- TEXT BLOCK -

►

FLORENCE & ASSISI

If there's one thing I noticed about Florence, it's that it is definitely not lacking on beauty. From the fashion, to the art, to the people, to the cars, to the street decor, everything was so beautiful. Our first day in Italy was spent in Florence with the kindest, most generous family I've ever met. They took us all around Florence, treated us to gelato, bought us wine, and took us to an incredible restaurant where we had the best pasta I have ever tasted. Florence was beauty in so many ways. 

The next morning we woke up and caught a train to Assisi. I can't even begin to describe how much I loved Assisi. When you imagine Italy, you imagine these cute, adorable little towns with windy streets and cobblestoned sidewalks. Assisi is exactly what you imagine.

◄

- RECORDS PROVIDED -
►

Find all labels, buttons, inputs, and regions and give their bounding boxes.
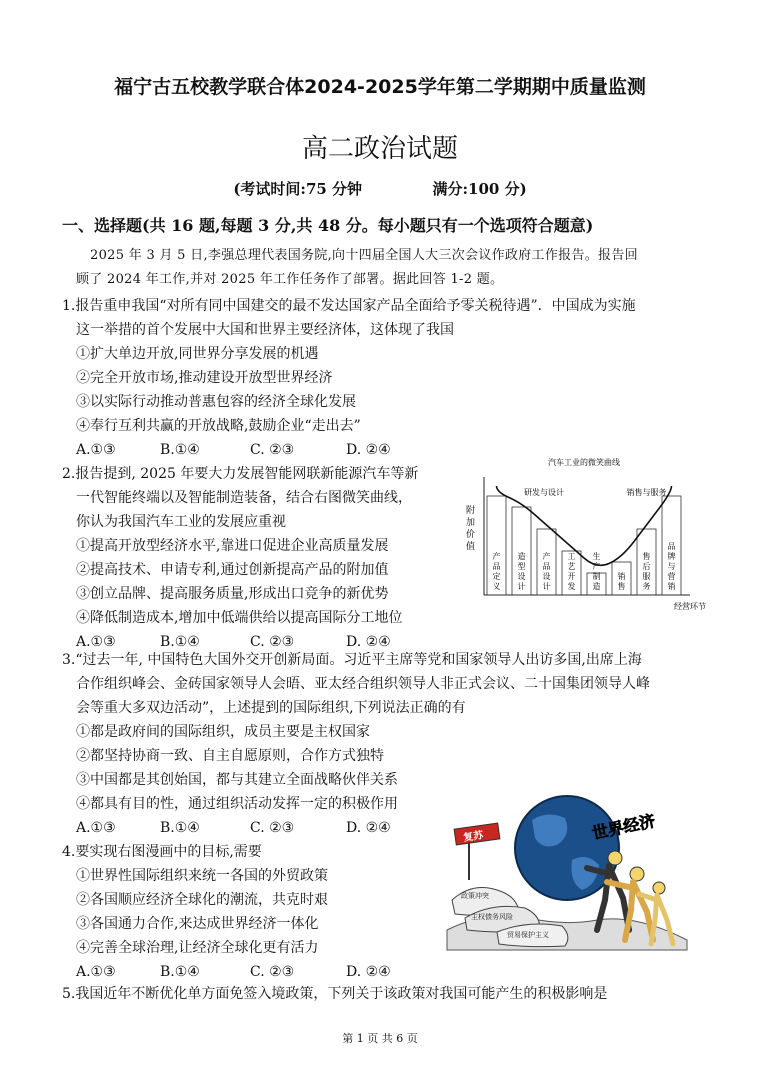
category-label: 生 xyxy=(592,552,601,561)
q3-choice-b: B.①④ xyxy=(160,820,200,836)
rock-label-1: 政策冲突 xyxy=(461,892,489,900)
globe-label: 世界经济 xyxy=(590,811,657,843)
category-label: 服 xyxy=(642,572,651,581)
category-label: 计 xyxy=(542,582,551,591)
category-label: 开 xyxy=(567,572,576,581)
q1-choice-a: A.①③ xyxy=(76,442,116,458)
q4-choice-c: C. ②③ xyxy=(250,964,295,980)
q2-option-4: ④降低制造成本,增加中低端供给以提高国际分工地位 xyxy=(76,610,403,626)
x-axis-label: 经营环节 xyxy=(674,602,706,611)
q2-stem-2: 一代智能终端以及智能制造装备，结合右图微笑曲线， xyxy=(76,490,412,506)
q2-stem-3: 你认为我国汽车工业的发展应重视 xyxy=(76,514,286,530)
q2-choices xyxy=(76,632,391,652)
q5-stem-1: 5.我国近年不断优化单方面免签入境政策，下列关于该政策对我国可能产生的积极影响是 xyxy=(62,986,608,1002)
q2-option-1: ①提高开放型经济水平,靠进口促进企业高质量发展 xyxy=(76,538,389,554)
section-heading: 一、选择题(共 16 题,每题 3 分,共 48 分。每小题只有一个选项符合题意) xyxy=(62,216,594,235)
exam-time: (考试时间:75 分钟 xyxy=(233,180,363,198)
category-label: 设 xyxy=(542,572,551,581)
category-label: 售 xyxy=(642,552,651,561)
q1-option-3: ③以实际行动推动普惠包容的经济全球化发展 xyxy=(76,394,356,410)
category-label: 工 xyxy=(567,552,576,561)
category-label: 产 xyxy=(492,552,501,561)
rock-label-3: 贸易保护主义 xyxy=(507,931,549,939)
q4-choice-a: A.①③ xyxy=(76,964,116,980)
category-label: 型 xyxy=(517,562,526,571)
category-label: 品 xyxy=(667,542,676,551)
q3-choice-d: D. ②④ xyxy=(346,820,391,836)
q4-choice-b: B.①④ xyxy=(160,964,200,980)
q1-choice-b: B.①④ xyxy=(160,442,200,458)
q4-choice-d: D. ②④ xyxy=(346,964,391,980)
smile-curve-chart xyxy=(458,455,706,615)
q4-option-4: ④完善全球治理,让经济全球化更有活力 xyxy=(76,940,319,956)
q4-option-1: ①世界性国际组织来统一各国的外贸政策 xyxy=(76,868,328,884)
category-label: 销 xyxy=(617,572,626,581)
q4-option-3: ③各国通力合作,来达成世界经济一体化 xyxy=(76,916,319,932)
sign-label: 复苏 xyxy=(462,830,485,844)
q3-stem-1: 3.“过去一年, 中国特色大国外交开创新局面。习近平主席等党和国家领导人出访多国,出席上海 xyxy=(62,652,642,668)
rock-label-2: 主权债务风险 xyxy=(471,913,513,921)
q4-stem-1: 4.要实现右图漫画中的目标,需要 xyxy=(62,844,262,860)
y-axis-label: 价 xyxy=(466,530,476,540)
q1-choice-d: D. ②④ xyxy=(346,442,391,458)
q1-option-2: ②完全开放市场,推动建设开放型世界经济 xyxy=(76,370,333,386)
y-axis-label: 附 xyxy=(466,506,476,516)
q3-option-4: ④都具有目的性，通过组织活动发挥一定的积极作用 xyxy=(76,796,398,812)
category-label: 造 xyxy=(517,552,526,561)
subject-title: 高二政治试题 xyxy=(301,134,458,164)
q2-choice-a: A.①③ xyxy=(76,634,116,650)
q1-option-4: ④奉行互利共赢的开放战略,鼓励企业“走出去” xyxy=(76,418,361,434)
person-3-head xyxy=(653,882,665,894)
q1-option-1: ①扩大单边开放,同世界分享发展的机遇 xyxy=(76,346,319,362)
chart-title: 汽车工业的微笑曲线 xyxy=(548,458,620,467)
category-label: 制 xyxy=(592,572,601,581)
category-label: 义 xyxy=(492,582,501,591)
smile-curve-svg xyxy=(458,455,706,615)
intro-line-1: 2025 年 3 月 5 日,李强总理代表国务院,向十四届全国人大三次会议作政府工作报告。报告回 xyxy=(90,248,638,263)
q3-option-3: ③中国都是其创始国，都与其建立全面战略伙伴关系 xyxy=(76,772,398,788)
q4-choices xyxy=(76,962,391,982)
y-axis-label: 加 xyxy=(466,518,476,528)
category-label: 营 xyxy=(667,572,676,581)
category-label: 务 xyxy=(642,582,651,591)
q3-stem-3: 会等重大多双边活动”，上述提到的国际组织,下列说法正确的有 xyxy=(76,700,466,716)
globe-icon xyxy=(515,796,619,900)
category-label: 发 xyxy=(567,582,576,591)
category-label: 艺 xyxy=(567,562,576,571)
q2-stem-1: 2.报告提到, 2025 年要大力发展智能网联新能源汽车等新 xyxy=(62,466,419,482)
q3-choice-a: A.①③ xyxy=(76,820,116,836)
category-label: 品 xyxy=(542,562,551,571)
q2-choice-b: B.①④ xyxy=(160,634,200,650)
economy-cartoon xyxy=(447,790,687,950)
category-label: 牌 xyxy=(667,552,676,561)
exam-title: 福宁古五校教学联合体2024-2025学年第二学期期中质量监测 xyxy=(114,76,646,98)
category-label: 与 xyxy=(667,562,676,571)
q3-option-1: ①都是政府间的国际组织，成员主要是主权国家 xyxy=(76,724,370,740)
category-label: 计 xyxy=(517,582,526,591)
q2-option-2: ②提高技术、申请专利,通过创新提高产品的附加值 xyxy=(76,562,389,578)
q1-stem-2: 这一举措的首个发展中大国和世界主要经济体，这体现了我国 xyxy=(76,322,454,338)
annotation-rd: 研发与设计 xyxy=(524,488,564,497)
category-label: 后 xyxy=(642,562,651,571)
q3-choices xyxy=(76,818,391,838)
category-label: 定 xyxy=(492,572,501,581)
y-axis-label: 值 xyxy=(466,542,476,552)
page-footer: 第 1 页 共 6 页 xyxy=(342,1032,418,1045)
category-label: 产 xyxy=(592,562,601,571)
q1-stem-1: 1.报告重申我国“对所有同中国建交的最不发达国家产品全面给予零关税待遇”．中国成为实施 xyxy=(62,298,636,314)
q4-option-2: ②各国顺应经济全球化的潮流，共克时艰 xyxy=(76,892,328,908)
exam-score: 满分:100 分) xyxy=(432,180,527,198)
annotation-sales: 销售与服务 xyxy=(626,488,667,497)
q3-stem-2: 合作组织峰会、金砖国家领导人会晤、亚太经合组织领导人非正式会议、二十国集团领导人峰 xyxy=(76,676,650,692)
q2-option-3: ③创立品牌、提高服务质量,形成出口竞争的新优势 xyxy=(76,586,389,602)
q3-option-2: ②都坚持协商一致、自主自愿原则，合作方式独特 xyxy=(76,748,384,764)
category-label: 产 xyxy=(542,552,551,561)
person-1-head xyxy=(608,851,622,865)
category-label: 造 xyxy=(592,582,601,591)
q2-choice-c: C. ②③ xyxy=(250,634,295,650)
intro-line-2: 顾了 2024 年工作,并对 2025 年工作任务作了部署。据此回答 1-2 题。 xyxy=(76,272,504,287)
q3-choice-c: C. ②③ xyxy=(250,820,295,836)
q1-choice-c: C. ②③ xyxy=(250,442,295,458)
cartoon-illustration xyxy=(447,790,687,950)
q2-choice-d: D. ②④ xyxy=(346,634,391,650)
category-label: 品 xyxy=(492,562,501,571)
exam-info xyxy=(0,178,760,199)
category-label: 销 xyxy=(667,582,676,591)
category-label: 设 xyxy=(517,572,526,581)
person-2-head xyxy=(630,867,644,881)
q1-choices xyxy=(76,440,391,460)
category-label: 售 xyxy=(617,582,626,591)
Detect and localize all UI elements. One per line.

◄

- SET PROBLEM -
Continue the travel piece about Florence and Assisi, starting right after its last sentence.

- TASK ANSWER -
Assisi is the birthplace of St. Francis. If you haven't read it yet, I highly recommend reading Chasing Francis by Ian Morgan Cron. It's about this megachurch pastor who has a crisis of faith and goes on a pilgrimage in Italy, following the life of St. Francis. To be honest, I was never really interested in Italy before reading Chasing Francis. It has never really appealed to me. While everyone else here in the US romanticizes Italy, I romanticize London, and Scotland, and Sweden, and Amsterdam. But then I read Chasing Francis and knew I would visit Assisi one day. It turns out I would visit just a few months later.

The first thing we did was head straight to St. Francis' Basilica. We wandered the church for hours, trying to absorb all of the beauty and history. If there's one thing Italy does well, it's beautiful art and history. I wish I could find words to describe the feelings I felt in the church, but truthfully you just need to go experience it for yourself. There's nothing quite like it.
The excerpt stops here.